SOURCE DOCUMENT:
___
OECT Research: Aerospace Applications

Research on Organic Electrochemical Transistors for non-invasive glucose detection in aerospace health-monitoring environments.

NanobiosensorsElectrochemistryData collectionAerospace medicine
OECT research setup and sensor diagrams
Program

Embry-Riddle REU Exploring Aerospace

Research focus

Organic Electrochemical Transistors for sweat glucose detection

Device

Micrux microfluidic electrochemical sensor with four gold electrodes

Comparison

PEDOT versus PEDOT/Graphene semiconductor layers

Highlights

Fabricated and tested two OECT variants for non-invasive glucose sensing.

Collected concentration-response data across 0.001 mM to 10 mM glucose solutions.

Found that PEDOT/Graphene produced more than double the sensitivity of the standard PEDOT device.

Aerospace health monitoring

Research Context

During the summer, I interned at Embry-Riddle Aeronautical University as part of the REU Exploring Aerospace program. My research focused on Organic Electrochemical Transistors for glucose detection from human sweat, combining electrical engineering, biomedical engineering, chemistry, and aerospace applications.

Pilots and astronauts operate in environments where conventional health-monitoring hardware can be too complex, maintenance-heavy, or slow to recalibrate. The project explored whether OECTs could support simpler real-time monitoring through a non-invasive sweat-based glucose sensor.

Sensor construction

Device Fabrication

The device used a Micrux Microfluidic and Electrochemical Sensor integrated on a single chip with four gold electrodes and a glass substrate. The compact 10 x 6 x 0.75 mm sensor array included a 40 um channel height and 250 um/1 mm channel width for controlled electrochemical measurements.

To fabricate the transistor, the electrodes were masked with Teflon tape so only the interdigitated electrodes remained exposed. A PEDOT:PSS semiconductor solution was deposited between the source and drain electrodes and electrospun to create a thin, uniform layer. A second device used PEDOT mixed with graphene to improve sensitivity and selectivity.

Both device versions were annealed at 130 C to improve adhesion and electronic performance. A glucose oxidase enzyme solution was then drop-cast onto the gate electrode with chitosan to adhere the enzyme to the gold surface.

Measurement workflow

Experimental Method

The electrodes were connected to a Keithley 2612B source measure unit using micropositioners, allowing controlled electrical measurements across the device. The first step was measuring current response over a range of gate voltages with phosphate-buffered saline as the electrolyte. This provided the transconductance data needed to choose operating conditions.
___
Page layout parsing data:
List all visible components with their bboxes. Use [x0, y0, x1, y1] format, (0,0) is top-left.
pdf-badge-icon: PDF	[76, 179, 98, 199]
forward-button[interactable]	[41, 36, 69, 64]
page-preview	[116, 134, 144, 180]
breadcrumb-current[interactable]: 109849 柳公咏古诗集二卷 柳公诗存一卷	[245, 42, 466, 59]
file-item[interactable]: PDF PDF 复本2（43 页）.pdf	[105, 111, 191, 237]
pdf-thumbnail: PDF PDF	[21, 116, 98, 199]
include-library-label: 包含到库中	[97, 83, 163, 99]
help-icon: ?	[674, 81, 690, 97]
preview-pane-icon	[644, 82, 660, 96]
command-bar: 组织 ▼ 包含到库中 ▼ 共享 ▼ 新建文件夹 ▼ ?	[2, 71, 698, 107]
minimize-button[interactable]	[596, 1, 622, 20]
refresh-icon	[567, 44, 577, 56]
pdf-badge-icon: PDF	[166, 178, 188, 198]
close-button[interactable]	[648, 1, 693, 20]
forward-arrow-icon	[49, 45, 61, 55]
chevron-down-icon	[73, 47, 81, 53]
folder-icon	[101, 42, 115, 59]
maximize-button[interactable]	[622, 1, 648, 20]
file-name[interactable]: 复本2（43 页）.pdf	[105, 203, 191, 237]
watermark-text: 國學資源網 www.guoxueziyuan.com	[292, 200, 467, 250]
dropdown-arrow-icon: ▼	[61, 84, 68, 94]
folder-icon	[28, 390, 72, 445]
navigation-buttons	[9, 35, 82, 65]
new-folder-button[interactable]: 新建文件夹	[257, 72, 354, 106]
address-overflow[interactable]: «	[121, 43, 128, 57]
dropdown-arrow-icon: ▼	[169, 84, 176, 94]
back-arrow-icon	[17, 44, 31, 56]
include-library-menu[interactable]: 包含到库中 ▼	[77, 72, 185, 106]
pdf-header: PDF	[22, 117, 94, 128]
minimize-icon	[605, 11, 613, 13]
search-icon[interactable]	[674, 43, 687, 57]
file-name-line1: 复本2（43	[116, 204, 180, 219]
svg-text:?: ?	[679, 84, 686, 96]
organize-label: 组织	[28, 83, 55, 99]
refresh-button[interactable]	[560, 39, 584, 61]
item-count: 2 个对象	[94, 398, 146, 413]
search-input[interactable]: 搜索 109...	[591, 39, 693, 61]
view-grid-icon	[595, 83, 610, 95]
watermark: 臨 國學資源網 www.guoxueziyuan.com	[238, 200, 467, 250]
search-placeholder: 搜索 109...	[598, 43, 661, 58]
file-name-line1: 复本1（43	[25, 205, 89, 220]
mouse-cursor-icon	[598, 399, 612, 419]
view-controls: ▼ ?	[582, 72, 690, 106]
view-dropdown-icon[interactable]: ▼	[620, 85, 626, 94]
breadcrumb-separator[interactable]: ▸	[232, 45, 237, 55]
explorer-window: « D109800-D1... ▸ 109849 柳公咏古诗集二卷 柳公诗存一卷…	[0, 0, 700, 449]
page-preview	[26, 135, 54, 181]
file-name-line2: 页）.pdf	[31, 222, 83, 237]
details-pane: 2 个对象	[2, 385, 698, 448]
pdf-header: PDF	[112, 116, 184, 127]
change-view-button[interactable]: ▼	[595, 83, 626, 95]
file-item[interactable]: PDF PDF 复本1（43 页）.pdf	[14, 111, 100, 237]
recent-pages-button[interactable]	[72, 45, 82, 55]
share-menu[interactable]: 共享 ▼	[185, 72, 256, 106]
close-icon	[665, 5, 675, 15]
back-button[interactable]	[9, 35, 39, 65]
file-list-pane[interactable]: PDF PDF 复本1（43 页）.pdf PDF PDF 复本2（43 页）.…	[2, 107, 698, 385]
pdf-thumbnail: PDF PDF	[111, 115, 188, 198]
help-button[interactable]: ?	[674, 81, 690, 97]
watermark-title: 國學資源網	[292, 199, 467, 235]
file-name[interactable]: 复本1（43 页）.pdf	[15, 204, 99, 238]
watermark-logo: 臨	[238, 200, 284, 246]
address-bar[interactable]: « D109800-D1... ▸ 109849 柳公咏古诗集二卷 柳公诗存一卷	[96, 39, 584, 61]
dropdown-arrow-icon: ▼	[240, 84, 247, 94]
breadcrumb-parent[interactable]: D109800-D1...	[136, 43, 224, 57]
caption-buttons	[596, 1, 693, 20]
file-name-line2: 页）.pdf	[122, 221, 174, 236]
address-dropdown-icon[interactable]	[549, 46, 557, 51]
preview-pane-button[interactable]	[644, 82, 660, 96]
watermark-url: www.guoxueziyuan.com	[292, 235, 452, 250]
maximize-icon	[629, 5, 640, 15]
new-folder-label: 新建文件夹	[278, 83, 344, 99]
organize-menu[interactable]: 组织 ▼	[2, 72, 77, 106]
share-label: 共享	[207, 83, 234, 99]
___
WHAT TO WORK ON:
a) Answer these questions using the OECT research page.
(i) At what temperature were both device versions annealed?
(ii) Across what range of glucose concentrations was concentration-response data collected?
(iii) To which instrument were the electrodes connected for electrical measurements?
b) Print, character for character, the part of the OECT research page that opens with the words containing "The device used" and closes with "the gold surface.".

ANSWER SECTION:
a)
(i) 130 C
(ii) 0.001 mM to 10 mM
(iii) A Keithley 2612B source measure unit

b)
The device used a Micrux Microfluidic and Electrochemical Sensor integrated on a single chip with four gold electrodes and a glass substrate. The compact 10 x 6 x 0.75 mm sensor array included a 40 um channel height and 250 um/1 mm channel width for controlled electrochemical measurements.

To fabricate the transistor, the electrodes were masked with Teflon tape so only the interdigitated electrodes remained exposed. A PEDOT:PSS semiconductor solution was deposited between the source and drain electrodes and electrospun to create a thin, uniform layer. A second device used PEDOT mixed with graphene to improve sensitivity and selectivity.

Both device versions were annealed at 130 C to improve adhesion and electronic performance. A glucose oxidase enzyme solution was then drop-cast onto the gate electrode with chitosan to adhere the enzyme to the gold surface.